--- WRITTEN REQUEST ---
Reproduce the records below exactly as given.

....

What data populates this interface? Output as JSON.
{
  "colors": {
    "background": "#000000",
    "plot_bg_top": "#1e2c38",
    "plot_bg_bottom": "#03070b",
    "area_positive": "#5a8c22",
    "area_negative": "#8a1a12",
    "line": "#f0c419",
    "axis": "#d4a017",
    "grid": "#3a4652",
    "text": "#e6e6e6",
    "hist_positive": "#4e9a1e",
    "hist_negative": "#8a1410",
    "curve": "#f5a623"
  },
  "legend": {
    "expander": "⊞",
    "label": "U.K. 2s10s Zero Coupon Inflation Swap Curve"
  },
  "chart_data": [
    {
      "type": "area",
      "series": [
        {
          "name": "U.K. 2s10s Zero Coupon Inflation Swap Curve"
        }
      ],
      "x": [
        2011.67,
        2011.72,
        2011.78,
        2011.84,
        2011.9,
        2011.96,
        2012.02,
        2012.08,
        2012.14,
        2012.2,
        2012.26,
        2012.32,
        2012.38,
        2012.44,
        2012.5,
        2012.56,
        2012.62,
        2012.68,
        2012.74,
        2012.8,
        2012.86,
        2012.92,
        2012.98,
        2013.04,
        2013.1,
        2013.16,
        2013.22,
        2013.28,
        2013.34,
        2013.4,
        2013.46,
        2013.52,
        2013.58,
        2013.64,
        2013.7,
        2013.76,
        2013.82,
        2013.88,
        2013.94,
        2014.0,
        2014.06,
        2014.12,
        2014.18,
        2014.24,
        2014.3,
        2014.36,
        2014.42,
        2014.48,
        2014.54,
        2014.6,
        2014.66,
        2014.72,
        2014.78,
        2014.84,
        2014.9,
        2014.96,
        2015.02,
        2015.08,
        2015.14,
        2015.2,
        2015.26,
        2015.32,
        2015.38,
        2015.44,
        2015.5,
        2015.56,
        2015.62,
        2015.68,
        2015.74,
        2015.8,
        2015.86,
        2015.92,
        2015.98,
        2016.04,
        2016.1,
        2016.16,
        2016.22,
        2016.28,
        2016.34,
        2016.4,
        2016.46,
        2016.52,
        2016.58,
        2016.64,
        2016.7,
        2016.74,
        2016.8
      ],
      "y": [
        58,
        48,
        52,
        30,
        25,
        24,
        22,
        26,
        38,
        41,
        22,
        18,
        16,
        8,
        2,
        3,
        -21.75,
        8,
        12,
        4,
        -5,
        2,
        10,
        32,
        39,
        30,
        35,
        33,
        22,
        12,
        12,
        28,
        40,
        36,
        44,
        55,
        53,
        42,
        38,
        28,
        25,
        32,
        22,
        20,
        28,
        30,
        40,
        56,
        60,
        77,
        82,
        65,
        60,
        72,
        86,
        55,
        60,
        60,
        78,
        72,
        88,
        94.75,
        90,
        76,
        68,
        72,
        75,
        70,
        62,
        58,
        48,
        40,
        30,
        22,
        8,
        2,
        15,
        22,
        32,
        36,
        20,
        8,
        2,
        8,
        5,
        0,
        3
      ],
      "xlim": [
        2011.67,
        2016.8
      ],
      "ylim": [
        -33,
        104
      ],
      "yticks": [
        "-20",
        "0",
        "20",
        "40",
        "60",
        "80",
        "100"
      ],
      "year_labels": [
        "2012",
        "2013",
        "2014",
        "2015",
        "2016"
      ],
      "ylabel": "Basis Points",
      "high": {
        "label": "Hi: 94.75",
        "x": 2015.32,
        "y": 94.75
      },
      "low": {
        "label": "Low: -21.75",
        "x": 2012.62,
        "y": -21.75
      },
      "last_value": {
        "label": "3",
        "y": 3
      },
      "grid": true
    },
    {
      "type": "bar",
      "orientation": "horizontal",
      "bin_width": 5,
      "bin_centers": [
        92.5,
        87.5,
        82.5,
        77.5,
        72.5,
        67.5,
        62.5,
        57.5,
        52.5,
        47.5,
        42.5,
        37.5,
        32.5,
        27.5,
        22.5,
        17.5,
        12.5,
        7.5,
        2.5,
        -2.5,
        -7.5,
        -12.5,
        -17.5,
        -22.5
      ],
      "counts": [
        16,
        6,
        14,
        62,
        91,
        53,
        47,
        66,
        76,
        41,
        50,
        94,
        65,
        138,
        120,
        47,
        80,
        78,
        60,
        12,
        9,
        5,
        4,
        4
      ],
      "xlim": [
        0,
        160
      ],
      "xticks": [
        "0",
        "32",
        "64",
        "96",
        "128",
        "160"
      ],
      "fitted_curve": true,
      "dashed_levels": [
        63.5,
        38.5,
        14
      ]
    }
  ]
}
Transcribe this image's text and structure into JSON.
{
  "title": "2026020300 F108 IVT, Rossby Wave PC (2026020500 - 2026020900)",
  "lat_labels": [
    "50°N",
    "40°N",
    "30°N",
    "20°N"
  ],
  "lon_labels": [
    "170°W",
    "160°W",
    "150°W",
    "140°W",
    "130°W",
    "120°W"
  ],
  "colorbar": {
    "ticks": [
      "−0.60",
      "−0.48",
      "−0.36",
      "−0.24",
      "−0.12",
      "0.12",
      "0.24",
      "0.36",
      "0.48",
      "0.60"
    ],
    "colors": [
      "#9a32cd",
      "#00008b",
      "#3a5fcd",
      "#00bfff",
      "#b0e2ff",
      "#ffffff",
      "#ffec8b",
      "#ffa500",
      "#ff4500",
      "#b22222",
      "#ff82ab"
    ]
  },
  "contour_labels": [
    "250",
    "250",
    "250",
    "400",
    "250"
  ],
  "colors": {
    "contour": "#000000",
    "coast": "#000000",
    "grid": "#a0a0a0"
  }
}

....

--- RESPONSE TO THE EXERCISE ---
What data populates this interface? Output as JSON.
{
  "colors": {
    "background": "#000000",
    "plot_bg_top": "#1e2c38",
    "plot_bg_bottom": "#03070b",
    "area_positive": "#5a8c22",
    "area_negative": "#8a1a12",
    "line": "#f0c419",
    "axis": "#d4a017",
    "grid": "#3a4652",
    "text": "#e6e6e6",
    "hist_positive": "#4e9a1e",
    "hist_negative": "#8a1410",
    "curve": "#f5a623"
  },
  "legend": {
    "expander": "⊞",
    "label": "U.K. 2s10s Zero Coupon Inflation Swap Curve"
  },
  "chart_data": [
    {
      "type": "area",
      "series": [
        {
          "name": "U.K. 2s10s Zero Coupon Inflation Swap Curve"
        }
      ],
      "x": [
        2011.67,
        2011.72,
        2011.78,
        2011.84,
        2011.9,
        2011.96,
        2012.02,
        2012.08,
        2012.14,
        2012.2,
        2012.26,
        2012.32,
        2012.38,
        2012.44,
        2012.5,
        2012.56,
        2012.62,
        2012.68,
        2012.74,
        2012.8,
        2012.86,
        2012.92,
        2012.98,
        2013.04,
        2013.1,
        2013.16,
        2013.22,
        2013.28,
        2013.34,
        2013.4,
        2013.46,
        2013.52,
        2013.58,
        2013.64,
        2013.7,
        2013.76,
        2013.82,
        2013.88,
        2013.94,
        2014.0,
        2014.06,
        2014.12,
        2014.18,
        2014.24,
        2014.3,
        2014.36,
        2014.42,
        2014.48,
        2014.54,
        2014.6,
        2014.66,
        2014.72,
        2014.78,
        2014.84,
        2014.9,
        2014.96,
        2015.02,
        2015.08,
        2015.14,
        2015.2,
        2015.26,
        2015.32,
        2015.38,
        2015.44,
        2015.5,
        2015.56,
        2015.62,
        2015.68,
        2015.74,
        2015.8,
        2015.86,
        2015.92,
        2015.98,
        2016.04,
        2016.1,
        2016.16,
        2016.22,
        2016.28,
        2016.34,
        2016.4,
        2016.46,
        2016.52,
        2016.58,
        2016.64,
        2016.7,
        2016.74,
        2016.8
      ],
      "y": [
        58,
        48,
        52,
        30,
        25,
        24,
        22,
        26,
        38,
        41,
        22,
        18,
        16,
        8,
        2,
        3,
        -21.75,
        8,
        12,
        4,
        -5,
        2,
        10,
        32,
        39,
        30,
        35,
        33,
        22,
        12,
        12,
        28,
        40,
        36,
        44,
        55,
        53,
        42,
        38,
        28,
        25,
        32,
        22,
        20,
        28,
        30,
        40,
        56,
        60,
        77,
        82,
        65,
        60,
        72,
        86,
        55,
        60,
        60,
        78,
        72,
        88,
        94.75,
        90,
        76,
        68,
        72,
        75,
        70,
        62,
        58,
        48,
        40,
        30,
        22,
        8,
        2,
        15,
        22,
        32,
        36,
        20,
        8,
        2,
        8,
        5,
        0,
        3
      ],
      "xlim": [
        2011.67,
        2016.8
      ],
      "ylim": [
        -33,
        104
      ],
      "yticks": [
        "-20",
        "0",
        "20",
        "40",
        "60",
        "80",
        "100"
      ],
      "year_labels": [
        "2012",
        "2013",
        "2014",
        "2015",
        "2016"
      ],
      "ylabel": "Basis Points",
      "high": {
        "label": "Hi: 94.75",
        "x": 2015.32,
        "y": 94.75
      },
      "low": {
        "label": "Low: -21.75",
        "x": 2012.62,
        "y": -21.75
      },
      "last_value": {
        "label": "3",
        "y": 3
      },
      "grid": true
    },
    {
      "type": "bar",
      "orientation": "horizontal",
      "bin_width": 5,
      "bin_centers": [
        92.5,
        87.5,
        82.5,
        77.5,
        72.5,
        67.5,
        62.5,
        57.5,
        52.5,
        47.5,
        42.5,
        37.5,
        32.5,
        27.5,
        22.5,
        17.5,
        12.5,
        7.5,
        2.5,
        -2.5,
        -7.5,
        -12.5,
        -17.5,
        -22.5
      ],
      "counts": [
        16,
        6,
        14,
        62,
        91,
        53,
        47,
        66,
        76,
        41,
        50,
        94,
        65,
        138,
        120,
        47,
        80,
        78,
        60,
        12,
        9,
        5,
        4,
        4
      ],
      "xlim": [
        0,
        160
      ],
      "xticks": [
        "0",
        "32",
        "64",
        "96",
        "128",
        "160"
      ],
      "fitted_curve": true,
      "dashed_levels": [
        63.5,
        38.5,
        14
      ]
    }
  ]
}
Transcribe this image's text and structure into JSON.
{
  "title": "2026020300 F108 IVT, Rossby Wave PC (2026020500 - 2026020900)",
  "lat_labels": [
    "50°N",
    "40°N",
    "30°N",
    "20°N"
  ],
  "lon_labels": [
    "170°W",
    "160°W",
    "150°W",
    "140°W",
    "130°W",
    "120°W"
  ],
  "colorbar": {
    "ticks": [
      "−0.60",
      "−0.48",
      "−0.36",
      "−0.24",
      "−0.12",
      "0.12",
      "0.24",
      "0.36",
      "0.48",
      "0.60"
    ],
    "colors": [
      "#9a32cd",
      "#00008b",
      "#3a5fcd",
      "#00bfff",
      "#b0e2ff",
      "#ffffff",
      "#ffec8b",
      "#ffa500",
      "#ff4500",
      "#b22222",
      "#ff82ab"
    ]
  },
  "contour_labels": [
    "250",
    "250",
    "250",
    "400",
    "250"
  ],
  "colors": {
    "contour": "#000000",
    "coast": "#000000",
    "grid": "#a0a0a0"
  }
}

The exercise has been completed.